# PROMPT:
Search the records for the word "Площадь" and report each line that has it.

────────

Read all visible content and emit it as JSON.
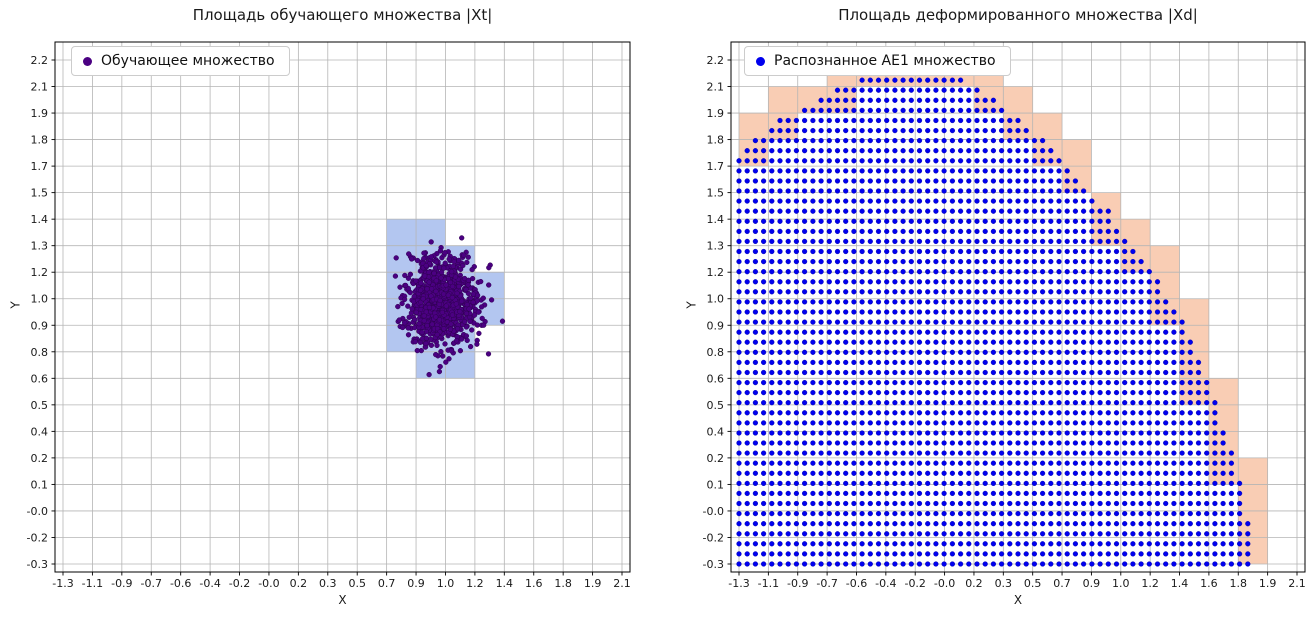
{
  "figure": {
    "background": "#ffffff",
    "grid_color": "#b5b5b5",
    "spine_color": "#000000"
  },
  "chart_data": [
    {
      "id": "training-set",
      "type": "scatter",
      "title": "Площадь обучающего множества |Xt|",
      "xlabel": "X",
      "ylabel": "Y",
      "x_range": [
        -1.3,
        2.1
      ],
      "y_range": [
        -0.3,
        2.2
      ],
      "grid": true,
      "grid_color": "#b5b5b5",
      "xtick_labels": [
        "-1.3",
        "-1.1",
        "-0.9",
        "-0.7",
        "-0.6",
        "-0.4",
        "-0.2",
        "-0.0",
        "0.2",
        "0.3",
        "0.5",
        "0.7",
        "0.9",
        "1.0",
        "1.2",
        "1.4",
        "1.6",
        "1.8",
        "1.9",
        "2.1"
      ],
      "ytick_labels_top_to_bottom": [
        "2.2",
        "2.1",
        "1.9",
        "1.8",
        "1.7",
        "1.5",
        "1.4",
        "1.3",
        "1.2",
        "1.0",
        "0.9",
        "0.8",
        "0.6",
        "0.5",
        "0.4",
        "0.2",
        "0.1",
        "-0.0",
        "-0.2",
        "-0.3"
      ],
      "legend": {
        "label": "Обучающее множество",
        "marker_color": "#4b0082"
      },
      "cells": {
        "color": "#b3c6f0",
        "rects": [
          [
            0.847,
            0.621,
            0.358,
            0.132
          ],
          [
            0.668,
            0.753,
            0.537,
            0.131
          ],
          [
            0.668,
            0.884,
            0.716,
            0.132
          ],
          [
            0.668,
            1.016,
            0.716,
            0.131
          ],
          [
            0.668,
            1.147,
            0.537,
            0.132
          ],
          [
            0.668,
            1.279,
            0.358,
            0.132
          ]
        ]
      },
      "cluster": {
        "center": [
          1.0,
          1.0
        ],
        "std": [
          0.11,
          0.11
        ],
        "count": 1000,
        "seed": 42,
        "color": "#4b0082",
        "edge": "#2e0050",
        "radius": 2.4
      }
    },
    {
      "id": "deformed-set",
      "type": "scatter",
      "title": "Площадь деформированного множества |Xd|",
      "xlabel": "X",
      "ylabel": "Y",
      "x_range": [
        -1.3,
        2.1
      ],
      "y_range": [
        -0.3,
        2.2
      ],
      "grid": true,
      "grid_color": "#b5b5b5",
      "xtick_labels": [
        "-1.3",
        "-1.1",
        "-0.9",
        "-0.7",
        "-0.6",
        "-0.4",
        "-0.2",
        "-0.0",
        "0.2",
        "0.3",
        "0.5",
        "0.7",
        "0.9",
        "1.0",
        "1.2",
        "1.4",
        "1.6",
        "1.8",
        "1.9",
        "2.1"
      ],
      "ytick_labels_top_to_bottom": [
        "2.2",
        "2.1",
        "1.9",
        "1.8",
        "1.7",
        "1.5",
        "1.4",
        "1.3",
        "1.2",
        "1.0",
        "0.9",
        "0.8",
        "0.6",
        "0.5",
        "0.4",
        "0.2",
        "0.1",
        "-0.0",
        "-0.2",
        "-0.3"
      ],
      "legend": {
        "label": "Распознанное АЕ1 множество",
        "marker_color": "#0000ee"
      },
      "cells": {
        "color": "#f9cdb4"
      },
      "boundary": [
        [
          -1.3,
          1.74
        ],
        [
          -1.05,
          1.9
        ],
        [
          -0.8,
          2.02
        ],
        [
          -0.55,
          2.11
        ],
        [
          -0.3,
          2.155
        ],
        [
          -0.05,
          2.16
        ],
        [
          0.2,
          2.04
        ],
        [
          0.45,
          1.88
        ],
        [
          0.7,
          1.68
        ],
        [
          0.95,
          1.45
        ],
        [
          1.2,
          1.18
        ],
        [
          1.4,
          0.9
        ],
        [
          1.55,
          0.63
        ],
        [
          1.68,
          0.33
        ],
        [
          1.78,
          0.02
        ],
        [
          1.84,
          -0.3
        ]
      ],
      "lattice": {
        "origin": [
          -1.3,
          -0.3
        ],
        "step": 0.05,
        "color": "#0000ee",
        "edge": "#0000a8",
        "radius": 2.4
      }
    }
  ]
}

────────

# RESPONSE TO THIS TASK:
      "title": "Площадь обучающего множества |Xt|",
      "title": "Площадь деформированного множества |Xd|",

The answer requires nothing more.